**What to work on:**
Repeat the material below exactly, with no pictures.

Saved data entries
╔══
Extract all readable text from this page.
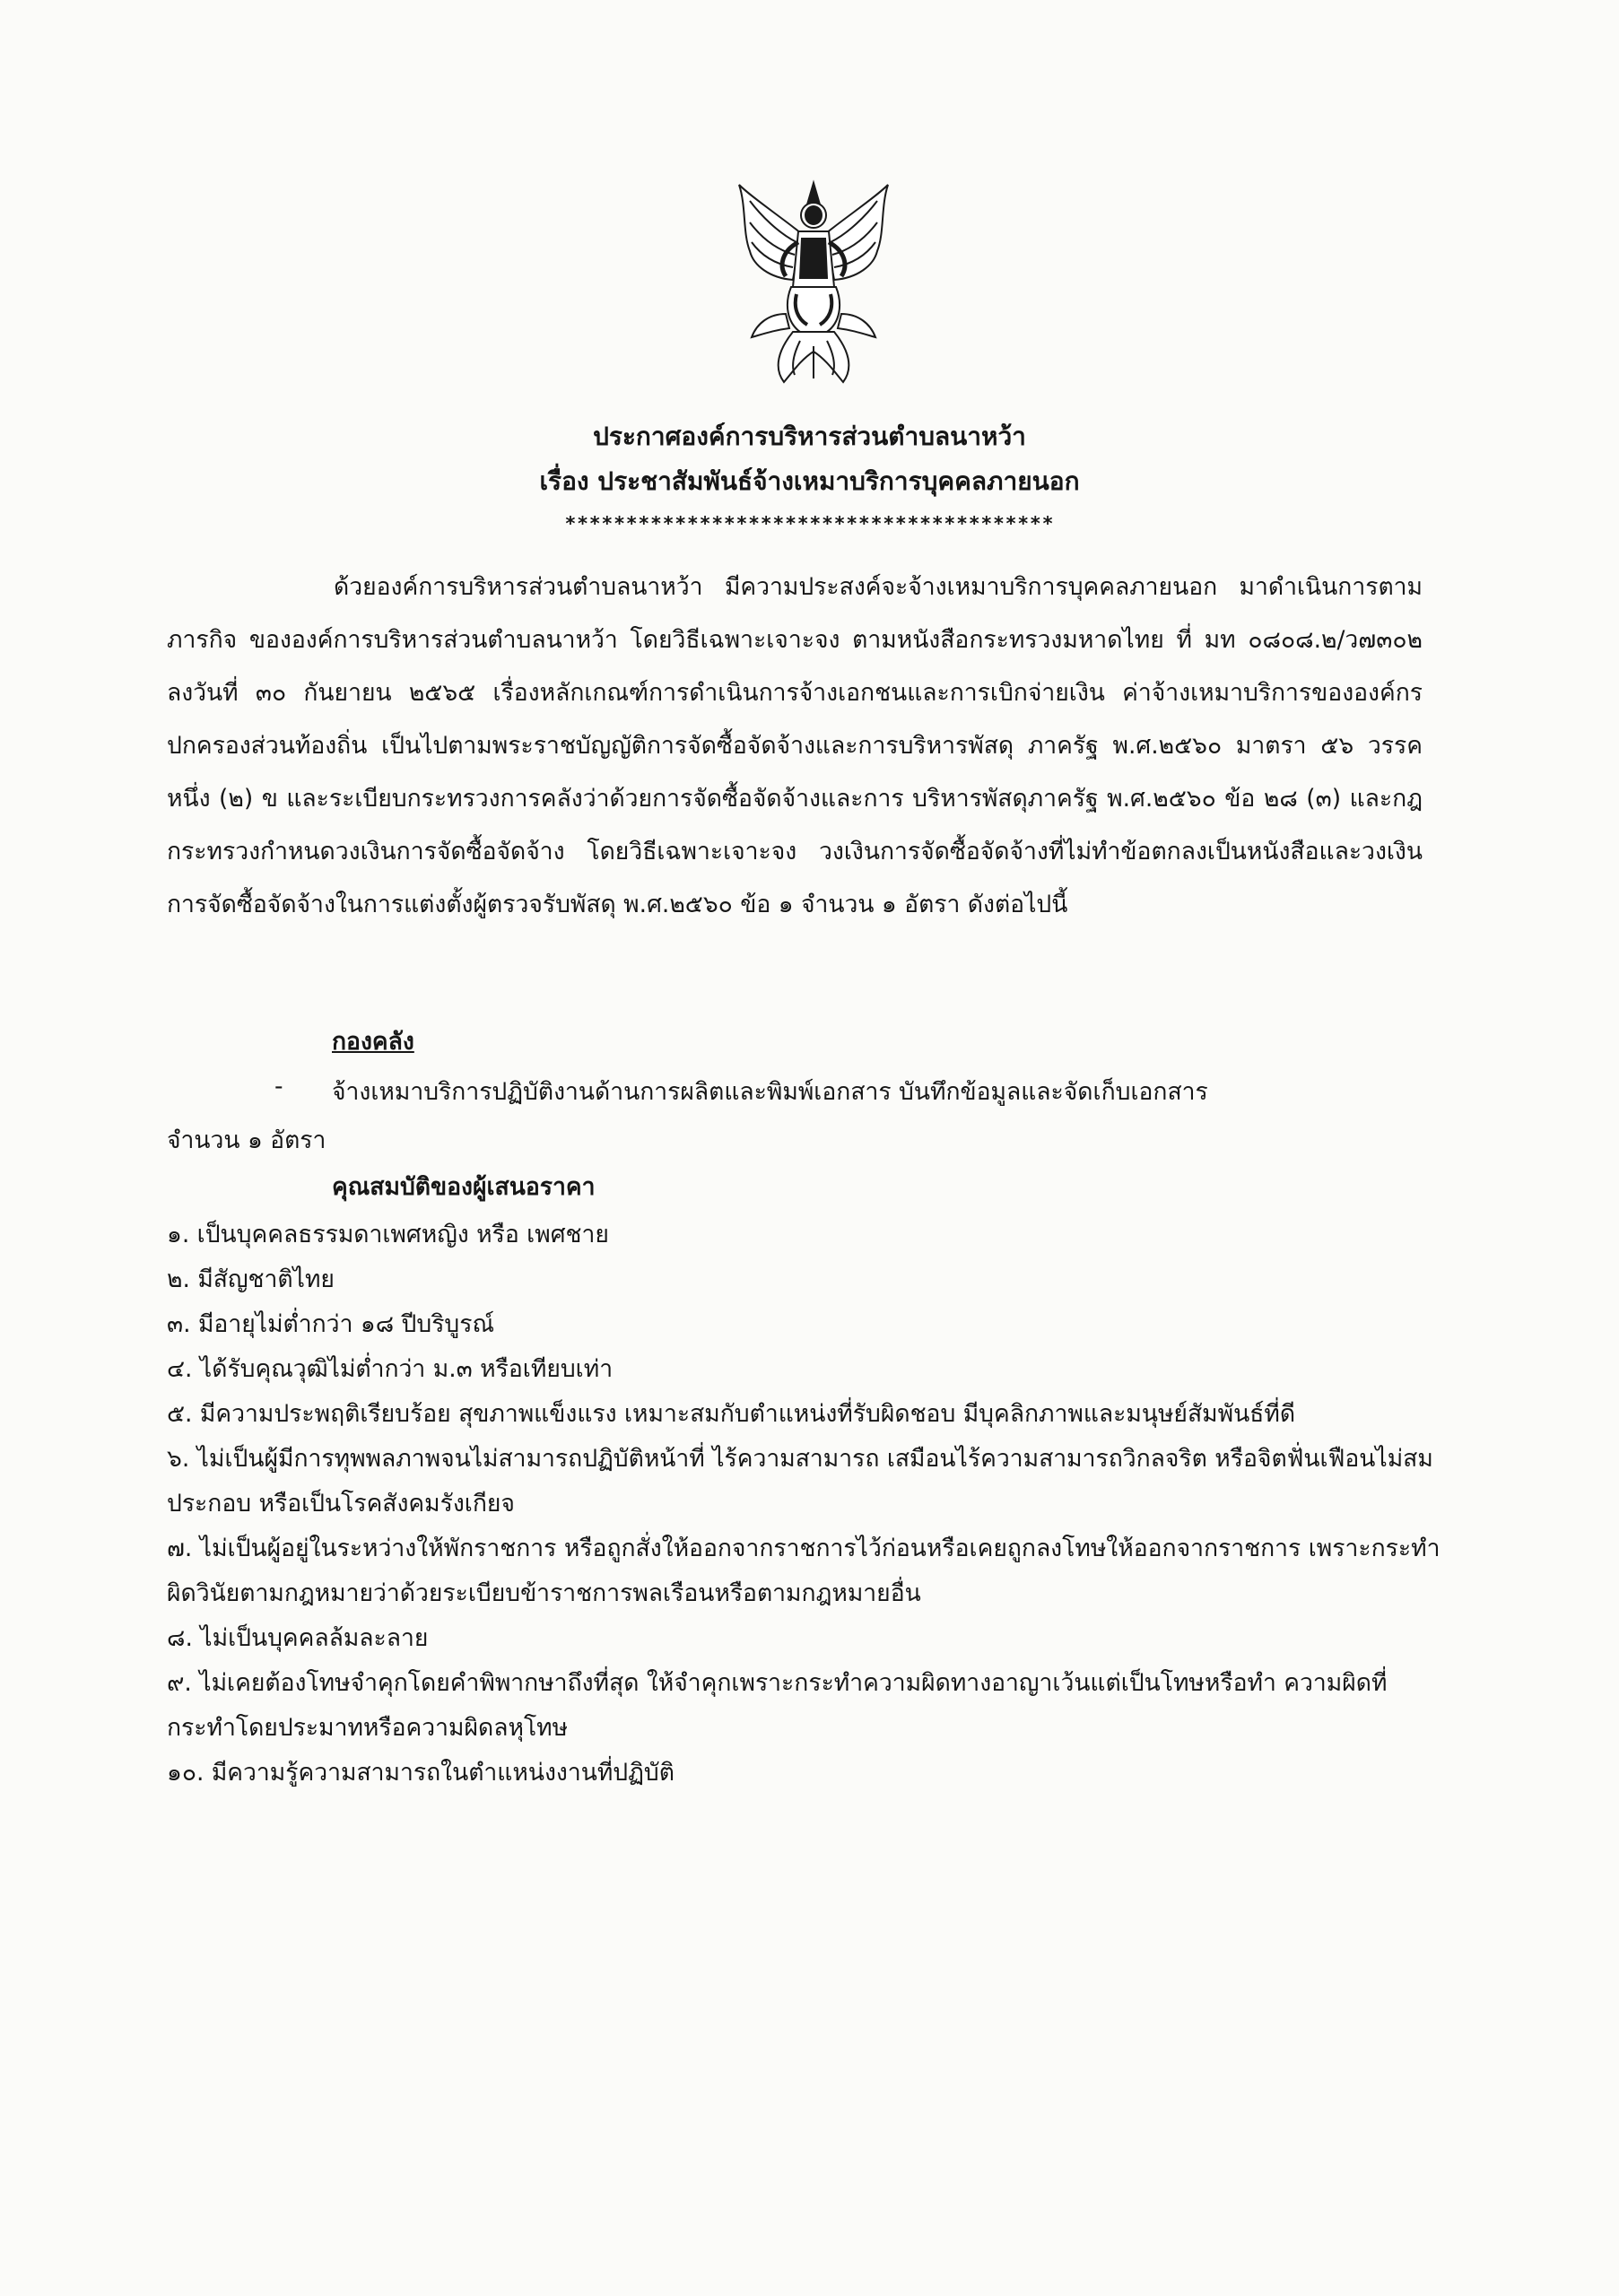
ประกาศองค์การบริหารส่วนตำบลนาหว้า
เรื่อง ประชาสัมพันธ์จ้างเหมาบริการบุคคลภายนอก
****************************************
ด้วยองค์การบริหารส่วนตำบลนาหว้า มีความประสงค์จะจ้างเหมาบริการบุคคลภายนอก มาดำเนินการตามภารกิจ ขององค์การบริหารส่วนตำบลนาหว้า โดยวิธีเฉพาะเจาะจง ตามหนังสือกระทรวงมหาดไทย ที่ มท ๐๘๐๘.๒/ว๗๓๐๒ ลงวันที่ ๓๐ กันยายน ๒๕๖๕ เรื่องหลักเกณฑ์การดำเนินการจ้างเอกชนและการเบิกจ่ายเงิน ค่าจ้างเหมาบริการขององค์กรปกครองส่วนท้องถิ่น เป็นไปตามพระราชบัญญัติการจัดซื้อจัดจ้างและการบริหารพัสดุ ภาครัฐ พ.ศ.๒๕๖๐ มาตรา ๕๖ วรรคหนึ่ง (๒) ข และระเบียบกระทรวงการคลังว่าด้วยการจัดซื้อจัดจ้างและการ บริหารพัสดุภาครัฐ พ.ศ.๒๕๖๐ ข้อ ๒๘ (๓) และกฎกระทรวงกำหนดวงเงินการจัดซื้อจัดจ้าง โดยวิธีเฉพาะเจาะจง วงเงินการจัดซื้อจัดจ้างที่ไม่ทำข้อตกลงเป็นหนังสือและวงเงินการจัดซื้อจัดจ้างในการแต่งตั้งผู้ตรวจรับพัสดุ พ.ศ.๒๕๖๐ ข้อ ๑ จำนวน ๑ อัตรา ดังต่อไปนี้
กองคลัง
- จ้างเหมาบริการปฏิบัติงานด้านการผลิตและพิมพ์เอกสาร บันทึกข้อมูลและจัดเก็บเอกสาร
จำนวน ๑ อัตรา
คุณสมบัติของผู้เสนอราคา
๑. เป็นบุคคลธรรมดาเพศหญิง หรือ เพศชาย
๒. มีสัญชาติไทย
๓. มีอายุไม่ต่ำกว่า ๑๘ ปีบริบูรณ์
๔. ได้รับคุณวุฒิไม่ต่ำกว่า ม.๓ หรือเทียบเท่า
๕. มีความประพฤติเรียบร้อย สุขภาพแข็งแรง เหมาะสมกับตำแหน่งที่รับผิดชอบ มีบุคลิกภาพและมนุษย์สัมพันธ์ที่ดี
๖. ไม่เป็นผู้มีการทุพพลภาพจนไม่สามารถปฏิบัติหน้าที่ ไร้ความสามารถ เสมือนไร้ความสามารถวิกลจริต หรือจิตฟั่นเฟือนไม่สมประกอบ หรือเป็นโรคสังคมรังเกียจ
๗. ไม่เป็นผู้อยู่ในระหว่างให้พักราชการ หรือถูกสั่งให้ออกจากราชการไว้ก่อนหรือเคยถูกลงโทษให้ออกจากราชการ เพราะกระทำผิดวินัยตามกฎหมายว่าด้วยระเบียบข้าราชการพลเรือนหรือตามกฎหมายอื่น
๘. ไม่เป็นบุคคลล้มละลาย
๙. ไม่เคยต้องโทษจำคุกโดยคำพิพากษาถึงที่สุด ให้จำคุกเพราะกระทำความผิดทางอาญาเว้นแต่เป็นโทษหรือทำ ความผิดที่กระทำโดยประมาทหรือความผิดลหุโทษ
๑๐. มีความรู้ความสามารถในตำแหน่งงานที่ปฏิบัติ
╚══
**Solution to the problem:**
Extract all readable text from this page.
ประกาศองค์การบริหารส่วนตำบลนาหว้า
เรื่อง ประชาสัมพันธ์จ้างเหมาบริการบุคคลภายนอก
****************************************
ด้วยองค์การบริหารส่วนตำบลนาหว้า มีความประสงค์จะจ้างเหมาบริการบุคคลภายนอก มาดำเนินการตามภารกิจ ขององค์การบริหารส่วนตำบลนาหว้า โดยวิธีเฉพาะเจาะจง ตามหนังสือกระทรวงมหาดไทย ที่ มท ๐๘๐๘.๒/ว๗๓๐๒ ลงวันที่ ๓๐ กันยายน ๒๕๖๕ เรื่องหลักเกณฑ์การดำเนินการจ้างเอกชนและการเบิกจ่ายเงิน ค่าจ้างเหมาบริการขององค์กรปกครองส่วนท้องถิ่น เป็นไปตามพระราชบัญญัติการจัดซื้อจัดจ้างและการบริหารพัสดุ ภาครัฐ พ.ศ.๒๕๖๐ มาตรา ๕๖ วรรคหนึ่ง (๒) ข และระเบียบกระทรวงการคลังว่าด้วยการจัดซื้อจัดจ้างและการ บริหารพัสดุภาครัฐ พ.ศ.๒๕๖๐ ข้อ ๒๘ (๓) และกฎกระทรวงกำหนดวงเงินการจัดซื้อจัดจ้าง โดยวิธีเฉพาะเจาะจง วงเงินการจัดซื้อจัดจ้างที่ไม่ทำข้อตกลงเป็นหนังสือและวงเงินการจัดซื้อจัดจ้างในการแต่งตั้งผู้ตรวจรับพัสดุ พ.ศ.๒๕๖๐ ข้อ ๑ จำนวน ๑ อัตรา ดังต่อไปนี้
กองคลัง
- จ้างเหมาบริการปฏิบัติงานด้านการผลิตและพิมพ์เอกสาร บันทึกข้อมูลและจัดเก็บเอกสาร
จำนวน ๑ อัตรา
คุณสมบัติของผู้เสนอราคา
๑. เป็นบุคคลธรรมดาเพศหญิง หรือ เพศชาย
๒. มีสัญชาติไทย
๓. มีอายุไม่ต่ำกว่า ๑๘ ปีบริบูรณ์
๔. ได้รับคุณวุฒิไม่ต่ำกว่า ม.๓ หรือเทียบเท่า
๕. มีความประพฤติเรียบร้อย สุขภาพแข็งแรง เหมาะสมกับตำแหน่งที่รับผิดชอบ มีบุคลิกภาพและมนุษย์สัมพันธ์ที่ดี
๖. ไม่เป็นผู้มีการทุพพลภาพจนไม่สามารถปฏิบัติหน้าที่ ไร้ความสามารถ เสมือนไร้ความสามารถวิกลจริต หรือจิตฟั่นเฟือนไม่สมประกอบ หรือเป็นโรคสังคมรังเกียจ
๗. ไม่เป็นผู้อยู่ในระหว่างให้พักราชการ หรือถูกสั่งให้ออกจากราชการไว้ก่อนหรือเคยถูกลงโทษให้ออกจากราชการ เพราะกระทำผิดวินัยตามกฎหมายว่าด้วยระเบียบข้าราชการพลเรือนหรือตามกฎหมายอื่น
๘. ไม่เป็นบุคคลล้มละลาย
๙. ไม่เคยต้องโทษจำคุกโดยคำพิพากษาถึงที่สุด ให้จำคุกเพราะกระทำความผิดทางอาญาเว้นแต่เป็นโทษหรือทำ ความผิดที่กระทำโดยประมาทหรือความผิดลหุโทษ
๑๐. มีความรู้ความสามารถในตำแหน่งงานที่ปฏิบัติ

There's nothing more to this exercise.